* **WHAT IS BEING ASKED**:
Of the lines in these entries, how many contain the string "Month"? Give the number and nothing else.

::: RECORDS FOR THIS EXERCISE :::

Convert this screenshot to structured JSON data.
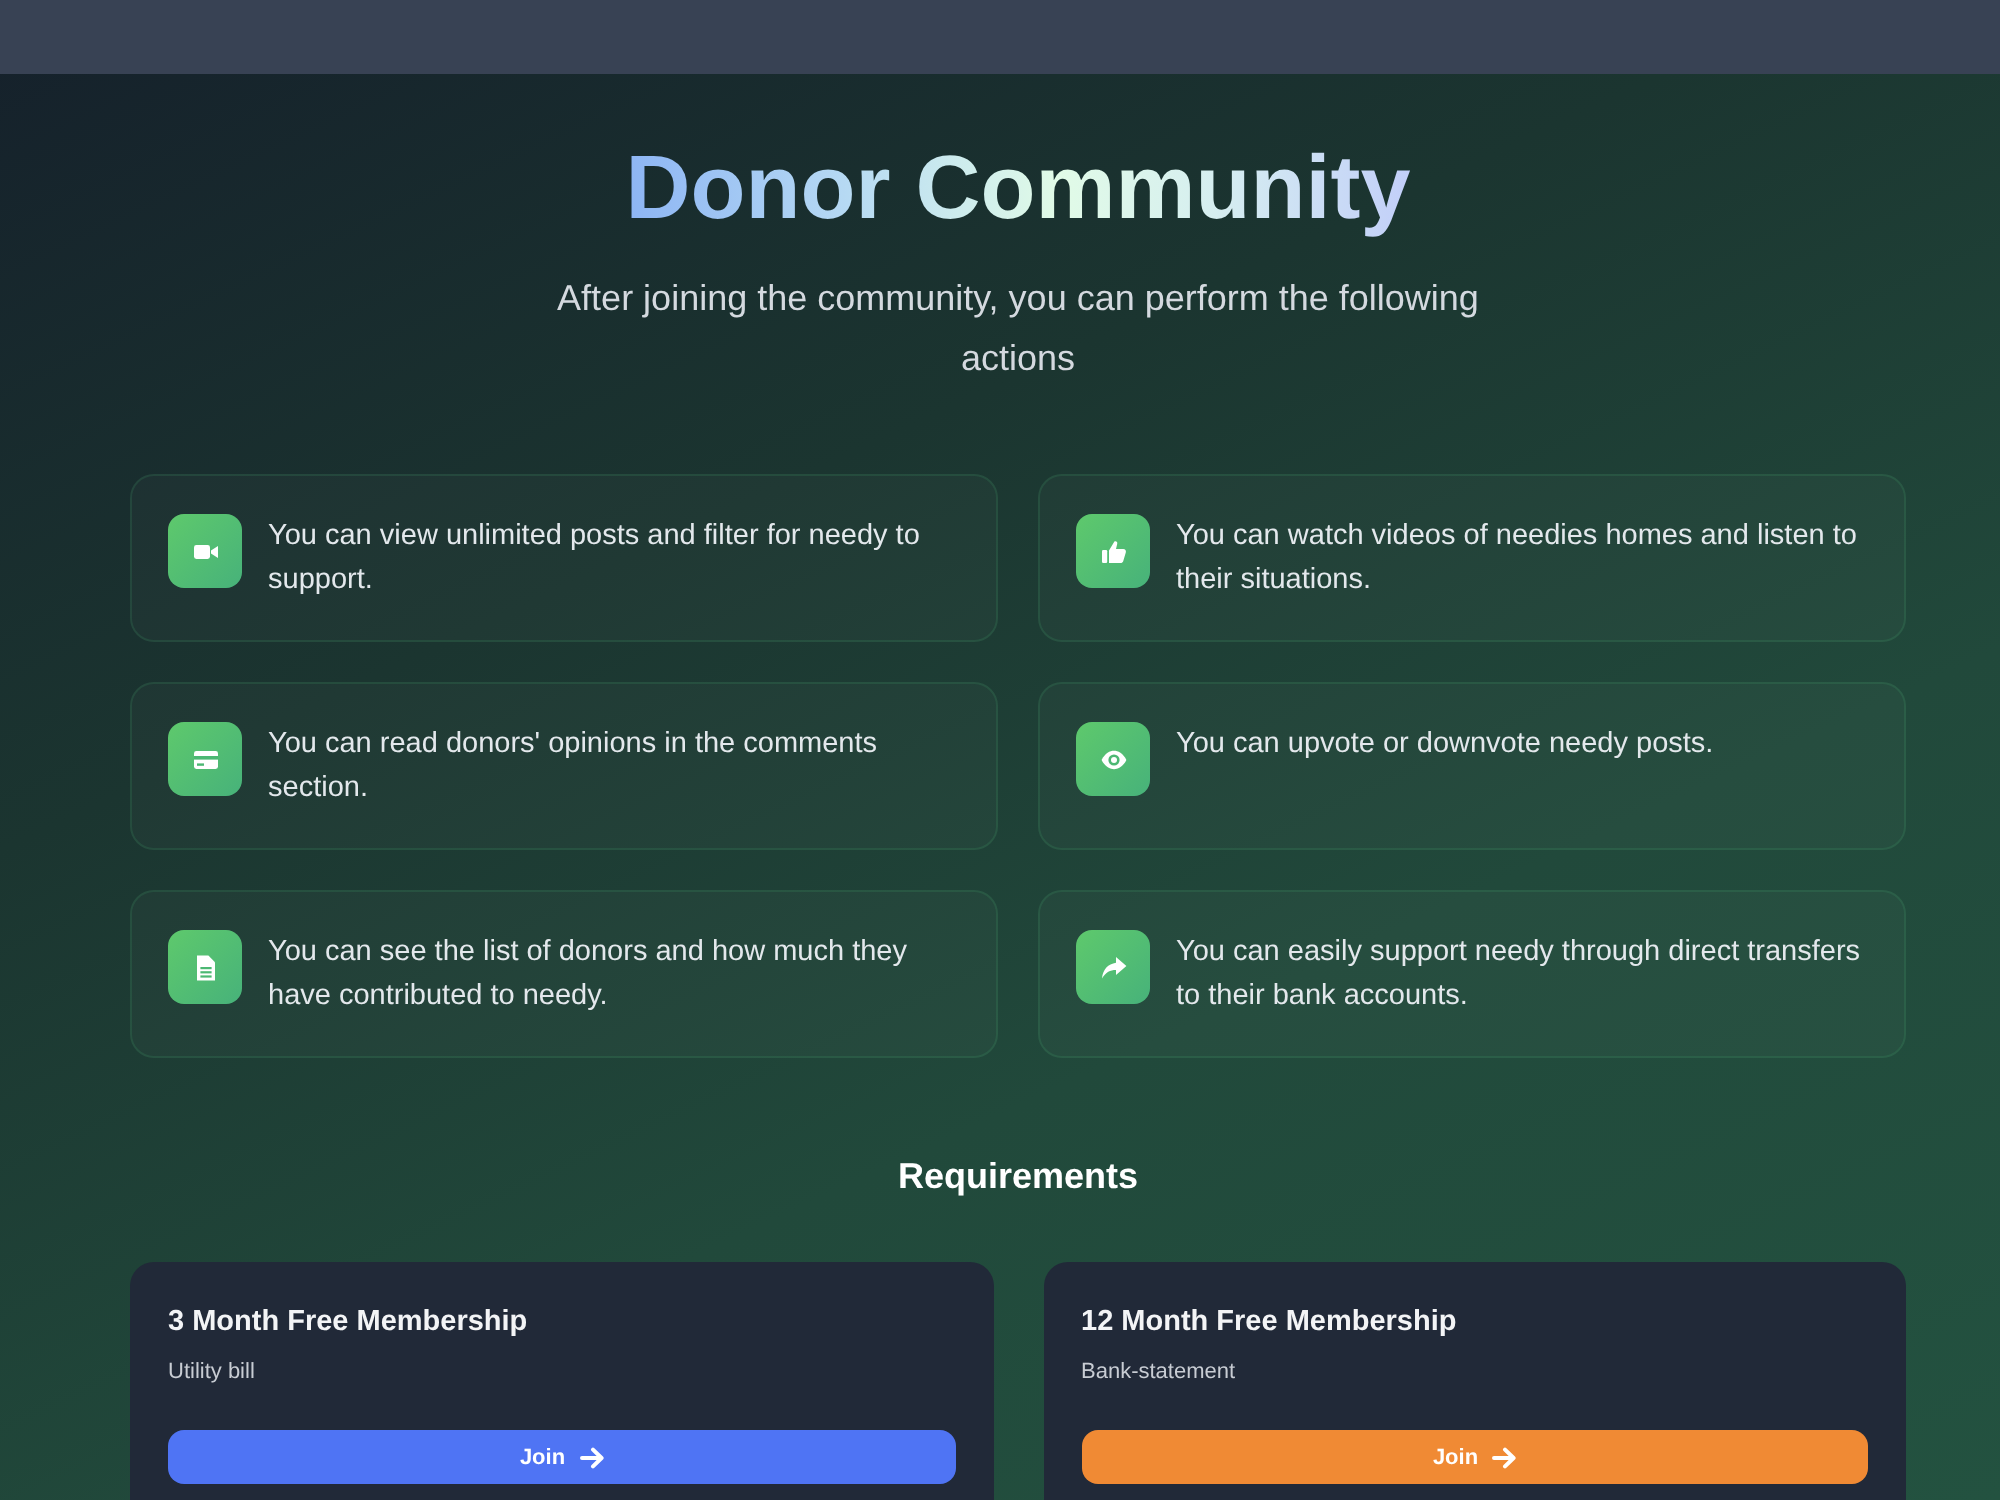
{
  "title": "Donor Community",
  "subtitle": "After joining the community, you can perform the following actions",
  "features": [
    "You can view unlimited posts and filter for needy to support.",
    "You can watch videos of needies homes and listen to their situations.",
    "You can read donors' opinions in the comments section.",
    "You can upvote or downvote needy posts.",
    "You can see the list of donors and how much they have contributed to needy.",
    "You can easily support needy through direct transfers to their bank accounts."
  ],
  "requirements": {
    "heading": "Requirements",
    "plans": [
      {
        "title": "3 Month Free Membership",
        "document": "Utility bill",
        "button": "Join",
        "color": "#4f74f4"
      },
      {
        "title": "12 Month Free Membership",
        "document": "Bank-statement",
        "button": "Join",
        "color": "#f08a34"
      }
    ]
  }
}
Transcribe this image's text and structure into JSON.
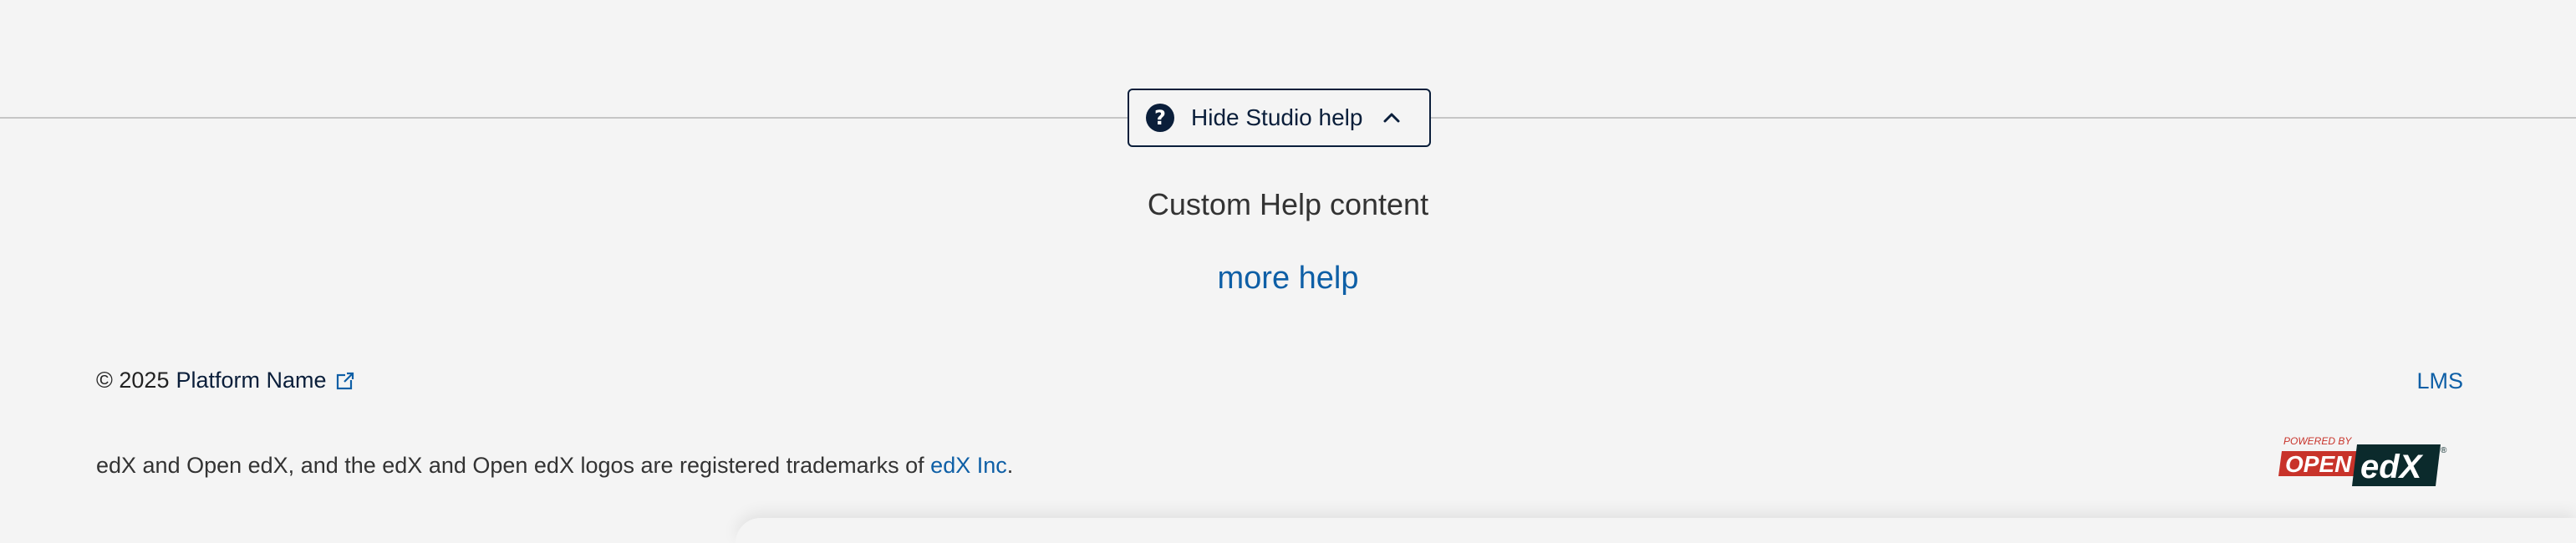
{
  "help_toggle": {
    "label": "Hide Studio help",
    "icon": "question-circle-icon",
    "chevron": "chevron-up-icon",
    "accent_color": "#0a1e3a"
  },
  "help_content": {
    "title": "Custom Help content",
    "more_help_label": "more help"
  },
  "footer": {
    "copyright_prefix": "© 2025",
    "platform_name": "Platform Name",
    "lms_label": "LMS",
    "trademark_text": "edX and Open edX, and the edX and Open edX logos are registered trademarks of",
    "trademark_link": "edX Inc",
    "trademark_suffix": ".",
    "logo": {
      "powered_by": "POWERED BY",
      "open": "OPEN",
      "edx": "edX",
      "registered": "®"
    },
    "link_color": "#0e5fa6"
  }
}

:::

* **WRITTEN SOLUTION**:
2